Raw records
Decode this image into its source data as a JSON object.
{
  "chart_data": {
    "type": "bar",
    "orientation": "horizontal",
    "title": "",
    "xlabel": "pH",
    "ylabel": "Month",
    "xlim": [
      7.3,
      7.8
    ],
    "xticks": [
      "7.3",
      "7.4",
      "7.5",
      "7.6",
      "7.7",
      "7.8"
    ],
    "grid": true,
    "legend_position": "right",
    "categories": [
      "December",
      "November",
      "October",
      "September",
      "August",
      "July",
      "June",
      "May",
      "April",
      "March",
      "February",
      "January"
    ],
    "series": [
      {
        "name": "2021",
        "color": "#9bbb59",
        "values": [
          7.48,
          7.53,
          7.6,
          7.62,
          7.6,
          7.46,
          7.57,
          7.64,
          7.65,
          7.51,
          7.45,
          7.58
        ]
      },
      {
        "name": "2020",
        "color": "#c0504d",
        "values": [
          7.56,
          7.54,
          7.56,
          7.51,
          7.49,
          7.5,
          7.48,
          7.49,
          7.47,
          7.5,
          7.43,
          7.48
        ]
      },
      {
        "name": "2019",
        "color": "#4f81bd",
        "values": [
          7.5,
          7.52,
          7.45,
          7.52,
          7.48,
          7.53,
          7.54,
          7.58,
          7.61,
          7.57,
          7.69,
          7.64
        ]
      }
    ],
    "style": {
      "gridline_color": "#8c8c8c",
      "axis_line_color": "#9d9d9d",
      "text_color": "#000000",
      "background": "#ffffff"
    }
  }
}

Exercise aim: Transcribe every entry exactly.

Output:
Decode this image into its source data as a JSON object.
{
  "chart_data": {
    "type": "bar",
    "orientation": "horizontal",
    "title": "",
    "xlabel": "pH",
    "ylabel": "Month",
    "xlim": [
      7.3,
      7.8
    ],
    "xticks": [
      "7.3",
      "7.4",
      "7.5",
      "7.6",
      "7.7",
      "7.8"
    ],
    "grid": true,
    "legend_position": "right",
    "categories": [
      "December",
      "November",
      "October",
      "September",
      "August",
      "July",
      "June",
      "May",
      "April",
      "March",
      "February",
      "January"
    ],
    "series": [
      {
        "name": "2021",
        "color": "#9bbb59",
        "values": [
          7.48,
          7.53,
          7.6,
          7.62,
          7.6,
          7.46,
          7.57,
          7.64,
          7.65,
          7.51,
          7.45,
          7.58
        ]
      },
      {
        "name": "2020",
        "color": "#c0504d",
        "values": [
          7.56,
          7.54,
          7.56,
          7.51,
          7.49,
          7.5,
          7.48,
          7.49,
          7.47,
          7.5,
          7.43,
          7.48
        ]
      },
      {
        "name": "2019",
        "color": "#4f81bd",
        "values": [
          7.5,
          7.52,
          7.45,
          7.52,
          7.48,
          7.53,
          7.54,
          7.58,
          7.61,
          7.57,
          7.69,
          7.64
        ]
      }
    ],
    "style": {
      "gridline_color": "#8c8c8c",
      "axis_line_color": "#9d9d9d",
      "text_color": "#000000",
      "background": "#ffffff"
    }
  }
}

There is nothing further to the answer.